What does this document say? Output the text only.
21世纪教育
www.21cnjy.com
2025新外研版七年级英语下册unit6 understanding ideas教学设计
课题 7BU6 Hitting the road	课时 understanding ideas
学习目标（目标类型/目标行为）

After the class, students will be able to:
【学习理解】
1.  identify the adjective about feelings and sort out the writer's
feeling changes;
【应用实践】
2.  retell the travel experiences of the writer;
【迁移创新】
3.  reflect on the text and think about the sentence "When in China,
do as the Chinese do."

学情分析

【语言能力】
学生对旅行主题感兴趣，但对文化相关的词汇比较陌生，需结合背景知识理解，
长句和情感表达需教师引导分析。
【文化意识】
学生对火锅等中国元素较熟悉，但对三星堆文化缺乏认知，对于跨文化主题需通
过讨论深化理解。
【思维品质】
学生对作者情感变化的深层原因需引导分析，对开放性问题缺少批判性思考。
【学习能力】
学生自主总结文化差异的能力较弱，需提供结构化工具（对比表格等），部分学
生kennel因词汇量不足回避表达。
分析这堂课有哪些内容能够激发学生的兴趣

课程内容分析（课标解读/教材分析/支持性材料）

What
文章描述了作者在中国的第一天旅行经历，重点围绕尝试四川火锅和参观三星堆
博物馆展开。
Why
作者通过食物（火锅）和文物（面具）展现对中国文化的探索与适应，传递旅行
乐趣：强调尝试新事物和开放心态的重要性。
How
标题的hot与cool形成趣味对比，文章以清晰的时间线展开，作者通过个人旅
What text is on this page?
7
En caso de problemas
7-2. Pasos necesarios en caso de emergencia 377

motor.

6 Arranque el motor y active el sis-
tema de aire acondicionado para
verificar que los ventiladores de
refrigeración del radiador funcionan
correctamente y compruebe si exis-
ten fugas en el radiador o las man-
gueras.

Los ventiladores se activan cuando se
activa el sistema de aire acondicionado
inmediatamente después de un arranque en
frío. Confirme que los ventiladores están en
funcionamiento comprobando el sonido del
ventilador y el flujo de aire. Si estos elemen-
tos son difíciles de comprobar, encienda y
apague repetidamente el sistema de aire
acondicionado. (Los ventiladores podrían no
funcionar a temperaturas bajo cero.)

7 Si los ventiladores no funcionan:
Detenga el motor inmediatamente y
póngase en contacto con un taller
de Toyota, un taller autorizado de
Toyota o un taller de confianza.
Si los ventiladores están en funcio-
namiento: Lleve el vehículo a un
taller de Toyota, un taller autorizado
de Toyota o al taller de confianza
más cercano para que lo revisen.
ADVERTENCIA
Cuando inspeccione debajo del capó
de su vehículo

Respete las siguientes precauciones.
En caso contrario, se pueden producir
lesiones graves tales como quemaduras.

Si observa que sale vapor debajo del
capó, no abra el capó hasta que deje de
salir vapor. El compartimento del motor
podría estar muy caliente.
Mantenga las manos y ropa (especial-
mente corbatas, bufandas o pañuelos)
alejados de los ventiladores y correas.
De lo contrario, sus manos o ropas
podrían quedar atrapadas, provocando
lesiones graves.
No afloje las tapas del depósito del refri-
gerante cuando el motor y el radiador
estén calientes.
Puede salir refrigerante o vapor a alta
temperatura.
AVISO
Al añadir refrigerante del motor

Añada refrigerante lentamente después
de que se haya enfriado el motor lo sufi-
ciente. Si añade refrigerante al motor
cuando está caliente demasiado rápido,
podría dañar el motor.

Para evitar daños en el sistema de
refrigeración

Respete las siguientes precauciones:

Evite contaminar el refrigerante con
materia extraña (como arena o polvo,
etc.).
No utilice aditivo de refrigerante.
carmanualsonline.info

.....

**Exercise prompt:** Write the number of lines containing the word "debajo" and nothing besides it.

**The solution:** 2